** Instructions to follow **
Produce a word-for-word copy of the listing below without its pictures.
>> start
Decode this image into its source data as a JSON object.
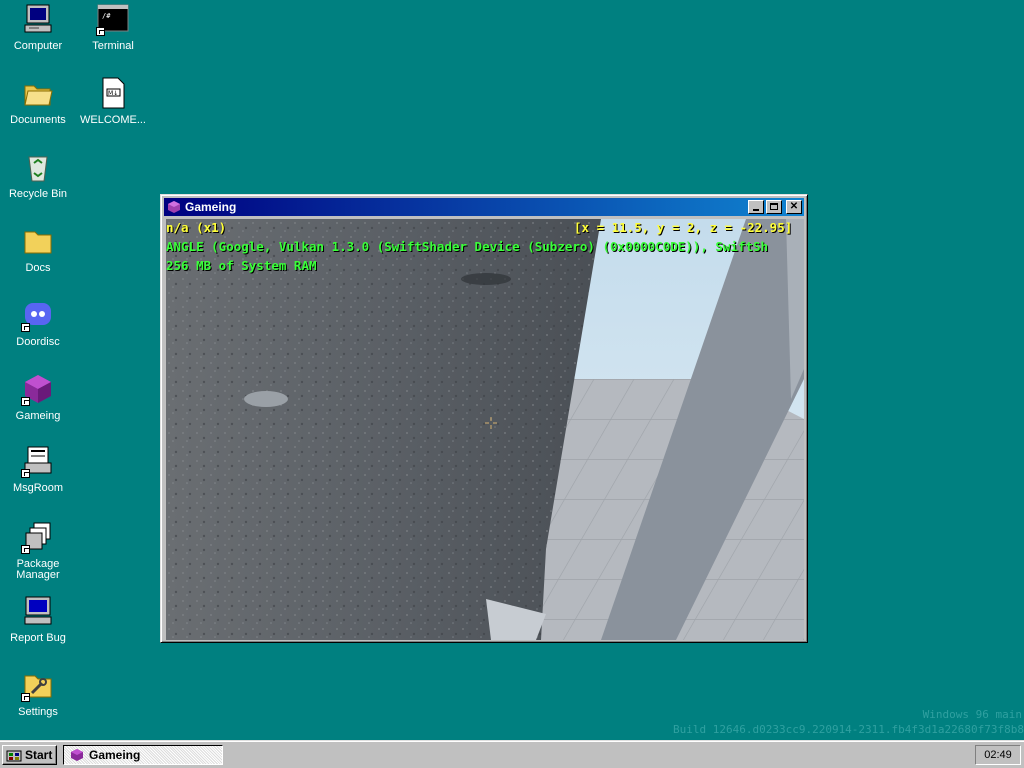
{
  "desktop": {
    "icons": [
      {
        "label": "Computer"
      },
      {
        "label": "Terminal"
      },
      {
        "label": "Documents"
      },
      {
        "label": "WELCOME..."
      },
      {
        "label": "Recycle Bin"
      },
      {
        "label": "Docs"
      },
      {
        "label": "Doordisc"
      },
      {
        "label": "Gameing"
      },
      {
        "label": "MsgRoom"
      },
      {
        "label": "Package Manager"
      },
      {
        "label": "Report Bug"
      },
      {
        "label": "Settings"
      }
    ],
    "background_color": "#008080"
  },
  "window": {
    "title": "Gameing",
    "icon": "purple-cube-icon",
    "buttons": {
      "minimize": "minimize-icon",
      "maximize": "maximize-icon",
      "close": "close-icon"
    },
    "hud": {
      "top_left": "n/a (x1)",
      "coordinates": "[x = 11.5, y = 2, z = -22.95]",
      "renderer": "ANGLE (Google, Vulkan 1.3.0 (SwiftShader Device (Subzero) (0x0000C0DE)), SwiftSh",
      "memory": "256 MB of System RAM",
      "yellow_color": "#ffff3a",
      "green_color": "#3aff3a"
    }
  },
  "taskbar": {
    "start_label": "Start",
    "task_label": "Gameing",
    "clock": "02:49"
  },
  "watermark": {
    "line1": "Windows 96 main",
    "line2": "Build 12646.d0233cc9.220914-2311.fb4f3d1a22680f73f8b8"
  }
}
>> end
** Answer for this exercise **
Decode this image into its source data as a JSON object.
{
  "desktop": {
    "icons": [
      {
        "label": "Computer"
      },
      {
        "label": "Terminal"
      },
      {
        "label": "Documents"
      },
      {
        "label": "WELCOME..."
      },
      {
        "label": "Recycle Bin"
      },
      {
        "label": "Docs"
      },
      {
        "label": "Doordisc"
      },
      {
        "label": "Gameing"
      },
      {
        "label": "MsgRoom"
      },
      {
        "label": "Package Manager"
      },
      {
        "label": "Report Bug"
      },
      {
        "label": "Settings"
      }
    ],
    "background_color": "#008080"
  },
  "window": {
    "title": "Gameing",
    "icon": "purple-cube-icon",
    "buttons": {
      "minimize": "minimize-icon",
      "maximize": "maximize-icon",
      "close": "close-icon"
    },
    "hud": {
      "top_left": "n/a (x1)",
      "coordinates": "[x = 11.5, y = 2, z = -22.95]",
      "renderer": "ANGLE (Google, Vulkan 1.3.0 (SwiftShader Device (Subzero) (0x0000C0DE)), SwiftSh",
      "memory": "256 MB of System RAM",
      "yellow_color": "#ffff3a",
      "green_color": "#3aff3a"
    }
  },
  "taskbar": {
    "start_label": "Start",
    "task_label": "Gameing",
    "clock": "02:49"
  },
  "watermark": {
    "line1": "Windows 96 main",
    "line2": "Build 12646.d0233cc9.220914-2311.fb4f3d1a22680f73f8b8"
  }
}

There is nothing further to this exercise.